Figure contents as structured data:
• • • • • • •
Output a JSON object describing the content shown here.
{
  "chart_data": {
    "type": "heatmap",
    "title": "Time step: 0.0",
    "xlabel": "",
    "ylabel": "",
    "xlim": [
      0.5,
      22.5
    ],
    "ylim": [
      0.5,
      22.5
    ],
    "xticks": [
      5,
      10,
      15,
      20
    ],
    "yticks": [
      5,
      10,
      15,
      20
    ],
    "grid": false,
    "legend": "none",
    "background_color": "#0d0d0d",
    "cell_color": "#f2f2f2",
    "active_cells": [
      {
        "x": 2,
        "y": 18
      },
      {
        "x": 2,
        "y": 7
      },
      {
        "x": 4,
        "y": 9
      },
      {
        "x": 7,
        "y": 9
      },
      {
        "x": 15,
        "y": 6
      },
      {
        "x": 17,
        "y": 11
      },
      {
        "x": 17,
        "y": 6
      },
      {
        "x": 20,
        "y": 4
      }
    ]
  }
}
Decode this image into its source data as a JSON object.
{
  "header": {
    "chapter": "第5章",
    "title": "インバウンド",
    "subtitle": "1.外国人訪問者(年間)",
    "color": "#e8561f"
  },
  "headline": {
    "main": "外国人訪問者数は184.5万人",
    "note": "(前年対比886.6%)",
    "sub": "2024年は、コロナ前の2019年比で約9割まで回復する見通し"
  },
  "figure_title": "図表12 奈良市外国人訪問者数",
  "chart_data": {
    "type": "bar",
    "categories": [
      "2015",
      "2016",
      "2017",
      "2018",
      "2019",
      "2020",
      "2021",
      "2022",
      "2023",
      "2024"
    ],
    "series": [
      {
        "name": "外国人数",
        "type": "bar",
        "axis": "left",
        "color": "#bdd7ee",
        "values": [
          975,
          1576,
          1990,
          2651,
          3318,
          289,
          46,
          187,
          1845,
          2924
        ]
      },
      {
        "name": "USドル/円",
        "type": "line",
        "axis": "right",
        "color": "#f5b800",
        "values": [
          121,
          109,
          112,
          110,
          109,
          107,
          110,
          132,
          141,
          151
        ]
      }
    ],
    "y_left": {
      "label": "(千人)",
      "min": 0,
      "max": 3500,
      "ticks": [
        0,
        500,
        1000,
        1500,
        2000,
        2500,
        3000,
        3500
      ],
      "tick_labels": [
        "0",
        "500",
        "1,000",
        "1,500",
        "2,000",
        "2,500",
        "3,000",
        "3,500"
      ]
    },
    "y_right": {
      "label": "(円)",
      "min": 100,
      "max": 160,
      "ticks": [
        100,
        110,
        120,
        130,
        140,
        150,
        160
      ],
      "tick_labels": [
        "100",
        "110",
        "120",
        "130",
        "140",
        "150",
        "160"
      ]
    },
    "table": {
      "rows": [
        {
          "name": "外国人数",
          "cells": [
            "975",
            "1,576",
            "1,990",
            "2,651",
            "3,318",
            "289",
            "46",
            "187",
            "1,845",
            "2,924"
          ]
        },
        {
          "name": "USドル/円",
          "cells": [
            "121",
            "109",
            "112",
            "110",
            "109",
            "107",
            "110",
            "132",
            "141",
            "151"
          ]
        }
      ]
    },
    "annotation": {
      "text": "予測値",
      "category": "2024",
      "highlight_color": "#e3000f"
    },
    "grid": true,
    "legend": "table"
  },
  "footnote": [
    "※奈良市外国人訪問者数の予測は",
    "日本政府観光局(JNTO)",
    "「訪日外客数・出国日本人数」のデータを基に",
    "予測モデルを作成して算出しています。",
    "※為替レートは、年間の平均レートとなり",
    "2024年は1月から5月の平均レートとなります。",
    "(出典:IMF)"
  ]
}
• • • • • • •
_Task statement_
Exactly as shown above, return every record.

_Solution to this exercise_
Output a JSON object describing the content shown here.
{
  "chart_data": {
    "type": "heatmap",
    "title": "Time step: 0.0",
    "xlabel": "",
    "ylabel": "",
    "xlim": [
      0.5,
      22.5
    ],
    "ylim": [
      0.5,
      22.5
    ],
    "xticks": [
      5,
      10,
      15,
      20
    ],
    "yticks": [
      5,
      10,
      15,
      20
    ],
    "grid": false,
    "legend": "none",
    "background_color": "#0d0d0d",
    "cell_color": "#f2f2f2",
    "active_cells": [
      {
        "x": 2,
        "y": 18
      },
      {
        "x": 2,
        "y": 7
      },
      {
        "x": 4,
        "y": 9
      },
      {
        "x": 7,
        "y": 9
      },
      {
        "x": 15,
        "y": 6
      },
      {
        "x": 17,
        "y": 11
      },
      {
        "x": 17,
        "y": 6
      },
      {
        "x": 20,
        "y": 4
      }
    ]
  }
}
Decode this image into its source data as a JSON object.
{
  "header": {
    "chapter": "第5章",
    "title": "インバウンド",
    "subtitle": "1.外国人訪問者(年間)",
    "color": "#e8561f"
  },
  "headline": {
    "main": "外国人訪問者数は184.5万人",
    "note": "(前年対比886.6%)",
    "sub": "2024年は、コロナ前の2019年比で約9割まで回復する見通し"
  },
  "figure_title": "図表12 奈良市外国人訪問者数",
  "chart_data": {
    "type": "bar",
    "categories": [
      "2015",
      "2016",
      "2017",
      "2018",
      "2019",
      "2020",
      "2021",
      "2022",
      "2023",
      "2024"
    ],
    "series": [
      {
        "name": "外国人数",
        "type": "bar",
        "axis": "left",
        "color": "#bdd7ee",
        "values": [
          975,
          1576,
          1990,
          2651,
          3318,
          289,
          46,
          187,
          1845,
          2924
        ]
      },
      {
        "name": "USドル/円",
        "type": "line",
        "axis": "right",
        "color": "#f5b800",
        "values": [
          121,
          109,
          112,
          110,
          109,
          107,
          110,
          132,
          141,
          151
        ]
      }
    ],
    "y_left": {
      "label": "(千人)",
      "min": 0,
      "max": 3500,
      "ticks": [
        0,
        500,
        1000,
        1500,
        2000,
        2500,
        3000,
        3500
      ],
      "tick_labels": [
        "0",
        "500",
        "1,000",
        "1,500",
        "2,000",
        "2,500",
        "3,000",
        "3,500"
      ]
    },
    "y_right": {
      "label": "(円)",
      "min": 100,
      "max": 160,
      "ticks": [
        100,
        110,
        120,
        130,
        140,
        150,
        160
      ],
      "tick_labels": [
        "100",
        "110",
        "120",
        "130",
        "140",
        "150",
        "160"
      ]
    },
    "table": {
      "rows": [
        {
          "name": "外国人数",
          "cells": [
            "975",
            "1,576",
            "1,990",
            "2,651",
            "3,318",
            "289",
            "46",
            "187",
            "1,845",
            "2,924"
          ]
        },
        {
          "name": "USドル/円",
          "cells": [
            "121",
            "109",
            "112",
            "110",
            "109",
            "107",
            "110",
            "132",
            "141",
            "151"
          ]
        }
      ]
    },
    "annotation": {
      "text": "予測値",
      "category": "2024",
      "highlight_color": "#e3000f"
    },
    "grid": true,
    "legend": "table"
  },
  "footnote": [
    "※奈良市外国人訪問者数の予測は",
    "日本政府観光局(JNTO)",
    "「訪日外客数・出国日本人数」のデータを基に",
    "予測モデルを作成して算出しています。",
    "※為替レートは、年間の平均レートとなり",
    "2024年は1月から5月の平均レートとなります。",
    "(出典:IMF)"
  ]
}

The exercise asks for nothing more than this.